[Items from a figure collection]

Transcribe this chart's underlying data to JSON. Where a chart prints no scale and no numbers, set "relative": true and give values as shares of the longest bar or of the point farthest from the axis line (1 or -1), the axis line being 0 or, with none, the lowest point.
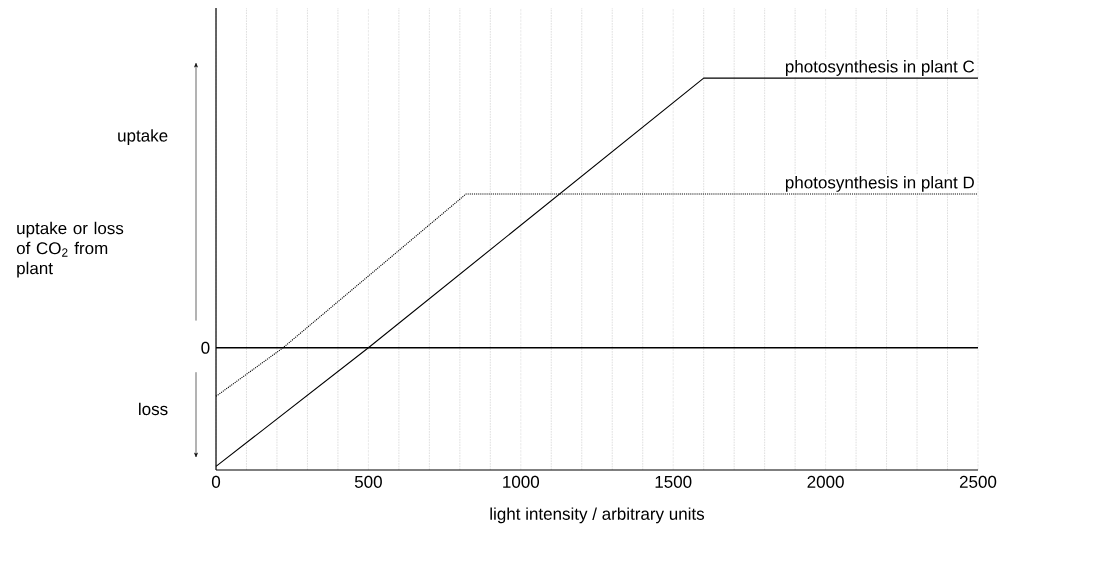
{
  "chart_data": {
    "type": "line",
    "xlabel": "light intensity / arbitrary units",
    "ylabel": "uptake or loss of CO$_{2}$ from plant",
    "relative": true,
    "xlim": [
      0,
      2500
    ],
    "xticks": [
      0,
      500,
      1000,
      1500,
      2000,
      2500
    ],
    "grid": "x",
    "legend": false,
    "marker": "none",
    "series": [
      {
        "name": "photosynthesis in plant C",
        "color": "#000000",
        "line_style": "solid",
        "x": [
          0,
          500,
          1600,
          2500
        ],
        "values": [
          -0.44,
          0,
          1,
          1
        ]
      },
      {
        "name": "photosynthesis in plant D",
        "color": "#000000",
        "line_style": "dotted",
        "x": [
          0,
          220,
          820,
          2500
        ],
        "values": [
          -0.18,
          0,
          0.57,
          0.57
        ]
      }
    ],
    "ref_lines": [
      {
        "axis": "y",
        "value": 0,
        "label": "0",
        "color": "#000000",
        "line_style": "solid"
      }
    ],
    "annotations": [
      "uptake",
      "loss"
    ]
  }
}
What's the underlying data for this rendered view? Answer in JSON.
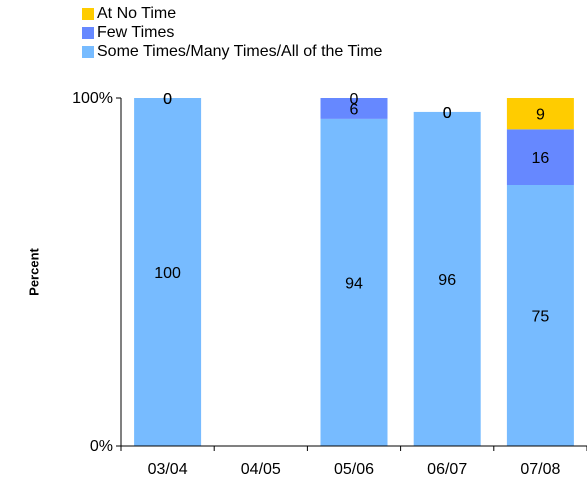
{
  "chart_data": {
    "type": "bar",
    "stacked": true,
    "categories": [
      "03/04",
      "04/05",
      "05/06",
      "06/07",
      "07/08"
    ],
    "series": [
      {
        "name": "Some Times/Many Times/All of the Time",
        "color": "#77BBFF",
        "values": [
          100,
          null,
          94,
          96,
          75
        ],
        "labels": [
          "100",
          "",
          "94",
          "96",
          "75"
        ]
      },
      {
        "name": "Few Times",
        "color": "#6688FF",
        "values": [
          0,
          null,
          6,
          0,
          16
        ],
        "labels": [
          "0",
          "",
          "6",
          "0",
          "16"
        ]
      },
      {
        "name": "At No Time",
        "color": "#FFCC00",
        "values": [
          0,
          null,
          0,
          0,
          9
        ],
        "labels": [
          "0",
          "",
          "0",
          "0",
          "9"
        ]
      }
    ],
    "ylabel": "Percent",
    "xlabel": "",
    "ylim": [
      0,
      100
    ],
    "yticks": [
      "0%",
      "100%"
    ],
    "legend_position": "top-left",
    "grid": false
  }
}
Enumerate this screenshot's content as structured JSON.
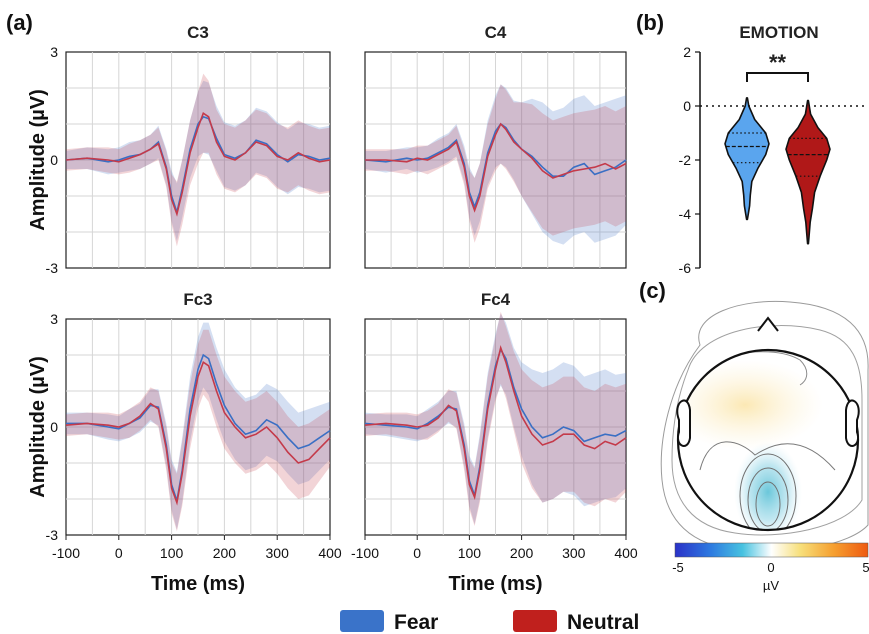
{
  "figure": {
    "panel_labels": [
      "(a)",
      "(b)",
      "(c)"
    ],
    "legend": [
      {
        "label": "Fear",
        "color": "#3a73c9"
      },
      {
        "label": "Neutral",
        "color": "#c0201d"
      }
    ]
  },
  "chart_data": [
    {
      "type": "line",
      "title": "C3",
      "ylabel": "Amplitude (µV)",
      "xlabel": "",
      "xlim": [
        -100,
        400
      ],
      "ylim": [
        -3,
        3
      ],
      "xticks": [
        "-100",
        "0",
        "100",
        "200",
        "300",
        "400"
      ],
      "yticks": [
        "3",
        "0",
        "-3"
      ],
      "grid": true,
      "series": [
        {
          "name": "Fear",
          "color": "#3a6fc4",
          "x": [
            -100,
            -60,
            -20,
            0,
            20,
            40,
            60,
            75,
            90,
            100,
            110,
            120,
            135,
            150,
            160,
            170,
            185,
            200,
            220,
            240,
            260,
            280,
            300,
            320,
            340,
            360,
            380,
            400
          ],
          "y": [
            0,
            0.05,
            -0.05,
            0,
            0.1,
            0.15,
            0.3,
            0.5,
            -0.2,
            -1.0,
            -1.45,
            -0.8,
            0.3,
            1.0,
            1.2,
            1.15,
            0.6,
            0.15,
            0.05,
            0.2,
            0.55,
            0.45,
            0.15,
            -0.05,
            0.15,
            0.1,
            0.0,
            0.05
          ],
          "band": [
            0.25,
            0.3,
            0.35,
            0.35,
            0.4,
            0.4,
            0.4,
            0.45,
            0.5,
            0.7,
            0.8,
            0.8,
            0.8,
            0.9,
            1.0,
            1.0,
            0.9,
            0.9,
            0.9,
            0.9,
            0.9,
            0.9,
            0.9,
            0.9,
            0.9,
            0.9,
            0.9,
            0.9
          ]
        },
        {
          "name": "Neutral",
          "color": "#c43a4a",
          "x": [
            -100,
            -60,
            -20,
            0,
            20,
            40,
            60,
            75,
            90,
            100,
            110,
            120,
            135,
            150,
            160,
            170,
            185,
            200,
            220,
            240,
            260,
            280,
            300,
            320,
            340,
            360,
            380,
            400
          ],
          "y": [
            0,
            0.05,
            0.0,
            -0.05,
            0.05,
            0.15,
            0.3,
            0.45,
            -0.25,
            -1.1,
            -1.5,
            -0.9,
            0.2,
            0.9,
            1.3,
            1.2,
            0.5,
            0.1,
            0.0,
            0.2,
            0.5,
            0.4,
            0.1,
            0.0,
            0.2,
            0.05,
            -0.05,
            0.0
          ],
          "band": [
            0.3,
            0.3,
            0.35,
            0.35,
            0.4,
            0.4,
            0.4,
            0.45,
            0.5,
            0.7,
            0.9,
            0.9,
            0.9,
            1.0,
            1.1,
            1.0,
            0.9,
            0.9,
            0.9,
            0.9,
            0.9,
            0.9,
            0.9,
            0.9,
            0.9,
            0.9,
            0.9,
            0.9
          ]
        }
      ]
    },
    {
      "type": "line",
      "title": "C4",
      "ylabel": "",
      "xlabel": "",
      "xlim": [
        -100,
        400
      ],
      "ylim": [
        -3,
        3
      ],
      "xticks": [
        "-100",
        "0",
        "100",
        "200",
        "300",
        "400"
      ],
      "yticks": [
        "3",
        "0",
        "-3"
      ],
      "grid": true,
      "series": [
        {
          "name": "Fear",
          "color": "#3a6fc4",
          "x": [
            -100,
            -60,
            -20,
            0,
            20,
            40,
            60,
            75,
            90,
            100,
            110,
            120,
            135,
            150,
            160,
            170,
            185,
            200,
            220,
            240,
            260,
            280,
            300,
            320,
            340,
            360,
            380,
            400
          ],
          "y": [
            0,
            -0.05,
            0.05,
            0,
            0.05,
            0.2,
            0.35,
            0.55,
            -0.1,
            -0.9,
            -1.3,
            -0.9,
            0.2,
            0.8,
            1.0,
            0.9,
            0.55,
            0.3,
            0.1,
            -0.2,
            -0.45,
            -0.45,
            -0.2,
            -0.1,
            -0.4,
            -0.3,
            -0.2,
            0.0
          ],
          "band": [
            0.25,
            0.3,
            0.3,
            0.35,
            0.35,
            0.4,
            0.4,
            0.45,
            0.5,
            0.7,
            0.8,
            0.8,
            0.9,
            1.0,
            1.1,
            1.1,
            1.1,
            1.3,
            1.6,
            1.8,
            1.8,
            1.9,
            1.9,
            1.9,
            1.9,
            1.9,
            1.9,
            1.8
          ]
        },
        {
          "name": "Neutral",
          "color": "#c43a4a",
          "x": [
            -100,
            -60,
            -20,
            0,
            20,
            40,
            60,
            75,
            90,
            100,
            110,
            120,
            135,
            150,
            160,
            170,
            185,
            200,
            220,
            240,
            260,
            280,
            300,
            320,
            340,
            360,
            380,
            400
          ],
          "y": [
            0,
            0.0,
            -0.05,
            0.05,
            0.0,
            0.15,
            0.3,
            0.5,
            -0.2,
            -1.0,
            -1.4,
            -1.0,
            0.1,
            0.7,
            1.0,
            0.85,
            0.5,
            0.3,
            0.05,
            -0.3,
            -0.5,
            -0.4,
            -0.3,
            -0.25,
            -0.2,
            -0.1,
            -0.25,
            -0.1
          ],
          "band": [
            0.3,
            0.3,
            0.35,
            0.35,
            0.4,
            0.4,
            0.4,
            0.45,
            0.5,
            0.7,
            0.9,
            0.9,
            0.9,
            1.0,
            1.1,
            1.1,
            1.1,
            1.3,
            1.5,
            1.6,
            1.6,
            1.6,
            1.6,
            1.6,
            1.6,
            1.6,
            1.6,
            1.6
          ]
        }
      ]
    },
    {
      "type": "line",
      "title": "Fc3",
      "ylabel": "Amplitude (µV)",
      "xlabel": "Time (ms)",
      "xlim": [
        -100,
        400
      ],
      "ylim": [
        -3,
        3
      ],
      "xticks": [
        "-100",
        "0",
        "100",
        "200",
        "300",
        "400"
      ],
      "yticks": [
        "3",
        "0",
        "-3"
      ],
      "grid": true,
      "series": [
        {
          "name": "Fear",
          "color": "#3a6fc4",
          "x": [
            -100,
            -60,
            -20,
            0,
            20,
            40,
            60,
            75,
            90,
            100,
            110,
            120,
            135,
            150,
            160,
            170,
            185,
            200,
            220,
            240,
            260,
            280,
            300,
            320,
            340,
            360,
            380,
            400
          ],
          "y": [
            0.1,
            0.1,
            0.0,
            -0.05,
            0.1,
            0.25,
            0.6,
            0.55,
            -0.5,
            -1.6,
            -2.05,
            -1.2,
            0.5,
            1.6,
            2.0,
            1.9,
            1.2,
            0.6,
            0.1,
            -0.2,
            -0.1,
            0.2,
            0.05,
            -0.3,
            -0.6,
            -0.5,
            -0.3,
            -0.1
          ],
          "band": [
            0.3,
            0.3,
            0.35,
            0.35,
            0.4,
            0.4,
            0.45,
            0.5,
            0.6,
            0.7,
            0.8,
            0.9,
            0.9,
            0.9,
            0.9,
            1.0,
            1.0,
            1.0,
            1.0,
            1.0,
            1.0,
            1.0,
            1.0,
            1.0,
            1.0,
            1.0,
            0.9,
            0.8
          ]
        },
        {
          "name": "Neutral",
          "color": "#c43a4a",
          "x": [
            -100,
            -60,
            -20,
            0,
            20,
            40,
            60,
            75,
            90,
            100,
            110,
            120,
            135,
            150,
            160,
            170,
            185,
            200,
            220,
            240,
            260,
            280,
            300,
            320,
            340,
            360,
            380,
            400
          ],
          "y": [
            0.05,
            0.1,
            0.05,
            0.0,
            0.1,
            0.3,
            0.65,
            0.5,
            -0.6,
            -1.7,
            -2.1,
            -1.3,
            0.3,
            1.4,
            1.8,
            1.7,
            1.0,
            0.4,
            0.0,
            -0.3,
            -0.2,
            0.0,
            -0.3,
            -0.7,
            -1.0,
            -0.9,
            -0.6,
            -0.3
          ],
          "band": [
            0.3,
            0.3,
            0.35,
            0.35,
            0.4,
            0.4,
            0.45,
            0.5,
            0.6,
            0.7,
            0.8,
            0.9,
            0.9,
            0.9,
            0.9,
            1.0,
            1.0,
            1.0,
            1.0,
            1.0,
            1.0,
            1.0,
            1.0,
            1.0,
            1.0,
            1.0,
            0.9,
            0.8
          ]
        }
      ]
    },
    {
      "type": "line",
      "title": "Fc4",
      "ylabel": "",
      "xlabel": "Time (ms)",
      "xlim": [
        -100,
        400
      ],
      "ylim": [
        -3,
        3
      ],
      "xticks": [
        "-100",
        "0",
        "100",
        "200",
        "300",
        "400"
      ],
      "yticks": [
        "3",
        "0",
        "-3"
      ],
      "grid": true,
      "series": [
        {
          "name": "Fear",
          "color": "#3a6fc4",
          "x": [
            -100,
            -60,
            -20,
            0,
            20,
            40,
            60,
            75,
            90,
            100,
            110,
            120,
            135,
            150,
            160,
            170,
            185,
            200,
            220,
            240,
            260,
            280,
            300,
            320,
            340,
            360,
            380,
            400
          ],
          "y": [
            0.1,
            0.05,
            0.0,
            -0.05,
            0.1,
            0.3,
            0.55,
            0.5,
            -0.5,
            -1.5,
            -1.9,
            -1.1,
            0.6,
            1.7,
            2.15,
            1.9,
            1.1,
            0.5,
            0.0,
            -0.3,
            -0.2,
            0.0,
            -0.1,
            -0.4,
            -0.3,
            -0.2,
            -0.25,
            -0.1
          ],
          "band": [
            0.3,
            0.3,
            0.35,
            0.35,
            0.4,
            0.4,
            0.45,
            0.5,
            0.6,
            0.7,
            0.8,
            0.9,
            0.9,
            0.9,
            1.0,
            1.0,
            1.1,
            1.3,
            1.6,
            1.8,
            1.8,
            1.8,
            1.8,
            1.8,
            1.8,
            1.8,
            1.7,
            1.6
          ]
        },
        {
          "name": "Neutral",
          "color": "#c43a4a",
          "x": [
            -100,
            -60,
            -20,
            0,
            20,
            40,
            60,
            75,
            90,
            100,
            110,
            120,
            135,
            150,
            160,
            170,
            185,
            200,
            220,
            240,
            260,
            280,
            300,
            320,
            340,
            360,
            380,
            400
          ],
          "y": [
            0.05,
            0.1,
            0.05,
            0.0,
            0.05,
            0.25,
            0.6,
            0.45,
            -0.6,
            -1.6,
            -1.95,
            -1.2,
            0.5,
            1.6,
            2.2,
            1.8,
            1.0,
            0.3,
            -0.2,
            -0.5,
            -0.4,
            -0.2,
            -0.2,
            -0.5,
            -0.6,
            -0.4,
            -0.5,
            -0.3
          ],
          "band": [
            0.3,
            0.3,
            0.35,
            0.35,
            0.4,
            0.4,
            0.45,
            0.5,
            0.6,
            0.7,
            0.8,
            0.9,
            0.9,
            0.9,
            1.0,
            1.0,
            1.1,
            1.3,
            1.5,
            1.6,
            1.6,
            1.6,
            1.6,
            1.6,
            1.6,
            1.6,
            1.6,
            1.5
          ]
        }
      ]
    },
    {
      "type": "violin",
      "title": "EMOTION",
      "ylim": [
        -6,
        2
      ],
      "yticks": [
        "2",
        "0",
        "-2",
        "-4",
        "-6"
      ],
      "reference_line": 0,
      "significance": "**",
      "series": [
        {
          "name": "Fear",
          "color": "#5aa5ee",
          "median": -1.5,
          "q1": -2.1,
          "q3": -1.0,
          "min": -4.2,
          "max": 0.3,
          "profile": [
            {
              "y": 0.3,
              "w": 0.02
            },
            {
              "y": 0.0,
              "w": 0.08
            },
            {
              "y": -0.5,
              "w": 0.35
            },
            {
              "y": -1.0,
              "w": 0.85
            },
            {
              "y": -1.4,
              "w": 1.0
            },
            {
              "y": -1.8,
              "w": 0.85
            },
            {
              "y": -2.3,
              "w": 0.5
            },
            {
              "y": -2.8,
              "w": 0.22
            },
            {
              "y": -3.3,
              "w": 0.15
            },
            {
              "y": -3.7,
              "w": 0.12
            },
            {
              "y": -4.0,
              "w": 0.06
            },
            {
              "y": -4.2,
              "w": 0.02
            }
          ]
        },
        {
          "name": "Neutral",
          "color": "#b01818",
          "median": -1.8,
          "q1": -2.6,
          "q3": -1.2,
          "min": -5.1,
          "max": 0.2,
          "profile": [
            {
              "y": 0.2,
              "w": 0.02
            },
            {
              "y": -0.3,
              "w": 0.12
            },
            {
              "y": -0.8,
              "w": 0.45
            },
            {
              "y": -1.2,
              "w": 0.85
            },
            {
              "y": -1.6,
              "w": 1.0
            },
            {
              "y": -2.0,
              "w": 0.85
            },
            {
              "y": -2.6,
              "w": 0.55
            },
            {
              "y": -3.2,
              "w": 0.3
            },
            {
              "y": -3.8,
              "w": 0.2
            },
            {
              "y": -4.3,
              "w": 0.1
            },
            {
              "y": -4.8,
              "w": 0.05
            },
            {
              "y": -5.1,
              "w": 0.02
            }
          ]
        }
      ]
    },
    {
      "type": "heatmap",
      "subtype": "topographic-scalp-map",
      "colorbar": {
        "min": -5,
        "max": 5,
        "ticks": [
          "-5",
          "0",
          "5"
        ],
        "label": "µV"
      },
      "features": [
        {
          "region": "frontal-central",
          "value": 0.8
        },
        {
          "region": "parieto-occipital-midline",
          "value": -1.5
        }
      ]
    }
  ]
}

DIRECTION: Filter out every line that lacks the word "none", and copy the rest.

RESULT:
Transcribe this chart's underlying data to JSON. Where a chart prints no scale and no numbers, set "relative": true and give values as shares of the longest bar or of the point farthest from the axis line (1 or -1), the axis line being 0 or, with none, the lowest point.
    "marker": "none",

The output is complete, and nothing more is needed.